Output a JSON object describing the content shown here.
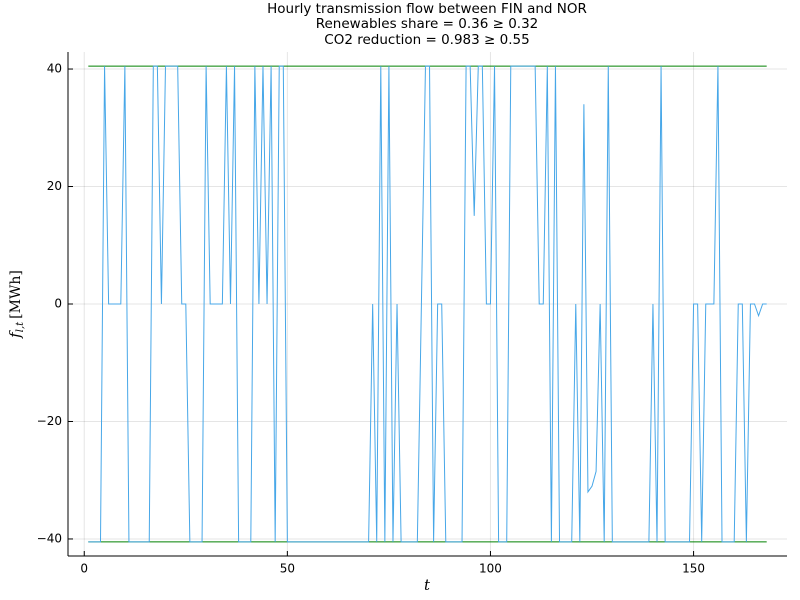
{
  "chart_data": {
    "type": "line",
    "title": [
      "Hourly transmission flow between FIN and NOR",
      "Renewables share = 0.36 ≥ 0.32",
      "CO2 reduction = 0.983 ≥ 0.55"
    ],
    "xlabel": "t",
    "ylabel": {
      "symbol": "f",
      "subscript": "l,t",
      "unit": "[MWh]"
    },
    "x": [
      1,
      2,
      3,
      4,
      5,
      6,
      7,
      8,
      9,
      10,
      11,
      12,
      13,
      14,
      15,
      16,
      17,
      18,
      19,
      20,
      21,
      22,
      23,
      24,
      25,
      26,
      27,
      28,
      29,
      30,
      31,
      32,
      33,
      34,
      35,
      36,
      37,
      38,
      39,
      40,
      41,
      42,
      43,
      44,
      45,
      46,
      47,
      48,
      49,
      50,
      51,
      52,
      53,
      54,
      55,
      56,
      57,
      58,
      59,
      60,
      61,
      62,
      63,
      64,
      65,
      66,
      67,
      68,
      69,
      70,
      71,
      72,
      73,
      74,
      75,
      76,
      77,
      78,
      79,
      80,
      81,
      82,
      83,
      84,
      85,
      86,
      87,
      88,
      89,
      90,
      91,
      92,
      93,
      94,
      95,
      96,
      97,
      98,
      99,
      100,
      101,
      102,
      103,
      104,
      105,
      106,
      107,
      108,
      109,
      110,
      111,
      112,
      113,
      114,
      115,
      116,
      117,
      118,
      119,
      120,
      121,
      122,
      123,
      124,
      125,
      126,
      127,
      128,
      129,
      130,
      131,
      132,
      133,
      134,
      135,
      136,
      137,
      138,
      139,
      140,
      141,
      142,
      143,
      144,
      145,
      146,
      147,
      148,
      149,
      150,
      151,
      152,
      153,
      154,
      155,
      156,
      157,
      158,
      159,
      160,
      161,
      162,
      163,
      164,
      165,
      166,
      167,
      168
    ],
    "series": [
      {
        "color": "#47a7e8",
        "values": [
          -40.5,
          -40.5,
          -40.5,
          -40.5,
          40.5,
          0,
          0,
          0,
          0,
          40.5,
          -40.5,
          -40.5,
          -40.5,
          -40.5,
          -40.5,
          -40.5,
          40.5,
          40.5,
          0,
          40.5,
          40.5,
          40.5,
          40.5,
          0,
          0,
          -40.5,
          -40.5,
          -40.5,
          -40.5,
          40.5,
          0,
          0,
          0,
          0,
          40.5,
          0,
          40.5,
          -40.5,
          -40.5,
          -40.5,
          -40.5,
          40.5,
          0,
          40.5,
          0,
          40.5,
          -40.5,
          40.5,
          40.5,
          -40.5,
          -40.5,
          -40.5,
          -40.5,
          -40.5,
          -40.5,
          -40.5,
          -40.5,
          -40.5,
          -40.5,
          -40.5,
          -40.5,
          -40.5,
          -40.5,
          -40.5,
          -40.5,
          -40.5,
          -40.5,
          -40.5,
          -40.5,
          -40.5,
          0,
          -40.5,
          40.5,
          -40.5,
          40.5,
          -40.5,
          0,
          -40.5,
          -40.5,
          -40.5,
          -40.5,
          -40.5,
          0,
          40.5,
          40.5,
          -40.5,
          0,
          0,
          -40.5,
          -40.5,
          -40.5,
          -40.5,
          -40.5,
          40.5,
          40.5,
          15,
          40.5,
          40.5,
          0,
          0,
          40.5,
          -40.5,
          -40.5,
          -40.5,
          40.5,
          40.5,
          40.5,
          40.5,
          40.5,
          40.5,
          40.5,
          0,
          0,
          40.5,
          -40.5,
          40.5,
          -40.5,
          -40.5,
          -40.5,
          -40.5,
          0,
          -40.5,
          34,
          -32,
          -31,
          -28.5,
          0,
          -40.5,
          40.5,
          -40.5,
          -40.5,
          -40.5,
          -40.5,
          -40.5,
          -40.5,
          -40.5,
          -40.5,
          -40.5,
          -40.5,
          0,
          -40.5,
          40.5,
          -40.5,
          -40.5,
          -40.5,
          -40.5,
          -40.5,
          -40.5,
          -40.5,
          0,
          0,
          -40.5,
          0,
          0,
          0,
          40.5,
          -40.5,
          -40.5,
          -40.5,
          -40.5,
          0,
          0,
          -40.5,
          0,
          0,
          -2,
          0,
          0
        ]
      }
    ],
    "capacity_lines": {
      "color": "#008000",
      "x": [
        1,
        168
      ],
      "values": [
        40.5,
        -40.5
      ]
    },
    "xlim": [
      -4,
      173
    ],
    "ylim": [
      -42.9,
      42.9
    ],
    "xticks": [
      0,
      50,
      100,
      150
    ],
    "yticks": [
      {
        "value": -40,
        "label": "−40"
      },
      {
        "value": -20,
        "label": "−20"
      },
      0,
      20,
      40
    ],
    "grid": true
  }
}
- - -
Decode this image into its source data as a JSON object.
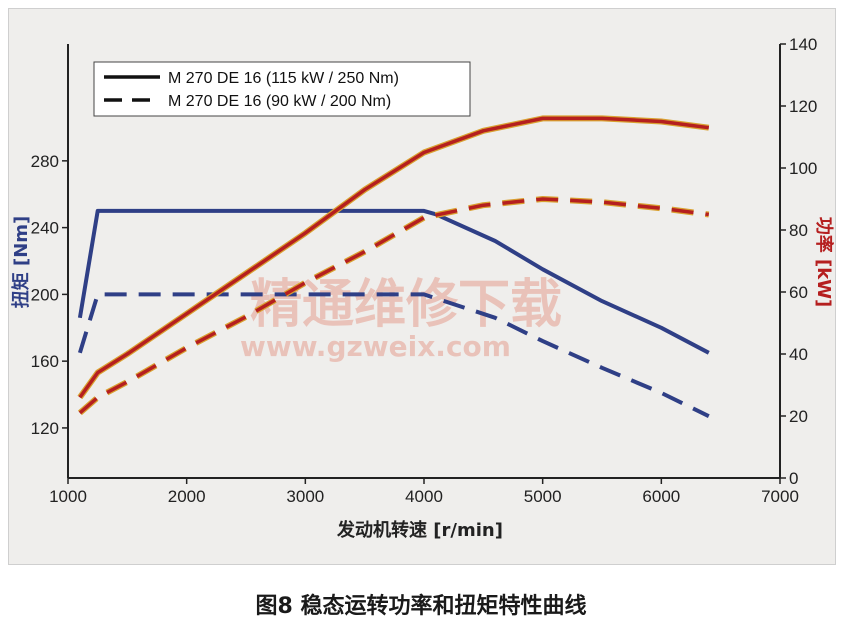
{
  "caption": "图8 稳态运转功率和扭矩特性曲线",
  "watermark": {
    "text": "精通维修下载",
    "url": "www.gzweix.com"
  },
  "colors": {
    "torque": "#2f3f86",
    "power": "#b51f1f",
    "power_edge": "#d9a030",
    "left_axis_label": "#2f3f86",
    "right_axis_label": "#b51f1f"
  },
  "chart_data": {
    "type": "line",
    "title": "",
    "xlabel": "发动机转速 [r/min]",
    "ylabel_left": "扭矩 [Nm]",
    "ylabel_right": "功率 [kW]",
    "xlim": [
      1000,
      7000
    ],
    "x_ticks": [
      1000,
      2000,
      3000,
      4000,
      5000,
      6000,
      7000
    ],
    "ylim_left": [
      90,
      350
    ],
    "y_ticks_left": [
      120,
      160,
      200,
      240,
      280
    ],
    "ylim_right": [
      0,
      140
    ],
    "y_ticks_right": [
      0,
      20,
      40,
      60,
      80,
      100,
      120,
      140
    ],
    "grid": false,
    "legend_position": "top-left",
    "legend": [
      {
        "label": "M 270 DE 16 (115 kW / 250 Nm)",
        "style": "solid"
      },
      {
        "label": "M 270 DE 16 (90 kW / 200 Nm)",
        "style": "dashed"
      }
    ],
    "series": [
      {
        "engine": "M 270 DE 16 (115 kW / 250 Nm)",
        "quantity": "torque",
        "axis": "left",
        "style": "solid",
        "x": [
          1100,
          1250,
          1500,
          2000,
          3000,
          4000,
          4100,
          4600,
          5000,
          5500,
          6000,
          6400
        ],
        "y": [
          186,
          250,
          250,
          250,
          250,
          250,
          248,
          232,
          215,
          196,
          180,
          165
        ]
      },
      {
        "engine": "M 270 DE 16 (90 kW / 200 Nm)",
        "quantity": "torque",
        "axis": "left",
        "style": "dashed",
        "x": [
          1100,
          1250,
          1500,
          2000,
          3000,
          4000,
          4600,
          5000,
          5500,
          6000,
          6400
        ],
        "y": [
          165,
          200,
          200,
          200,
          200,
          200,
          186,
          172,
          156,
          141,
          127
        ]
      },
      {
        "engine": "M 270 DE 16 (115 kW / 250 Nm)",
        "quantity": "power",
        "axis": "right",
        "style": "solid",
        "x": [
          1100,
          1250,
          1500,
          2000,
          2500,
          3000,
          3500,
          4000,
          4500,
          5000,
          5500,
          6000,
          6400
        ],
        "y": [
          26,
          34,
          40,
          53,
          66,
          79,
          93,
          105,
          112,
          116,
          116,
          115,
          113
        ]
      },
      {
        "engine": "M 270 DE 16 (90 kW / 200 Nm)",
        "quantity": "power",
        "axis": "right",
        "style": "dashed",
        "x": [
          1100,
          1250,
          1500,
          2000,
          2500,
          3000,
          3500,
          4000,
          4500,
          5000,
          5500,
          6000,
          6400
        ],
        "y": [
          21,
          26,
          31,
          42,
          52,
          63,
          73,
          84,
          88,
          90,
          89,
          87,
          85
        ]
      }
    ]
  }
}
- - -
SHORT TASK: Identify and list each line with the word "object".

ANSWER BELOW:
Output a JSON object describing the content shown here.
Decode this image into its source data as a JSON object.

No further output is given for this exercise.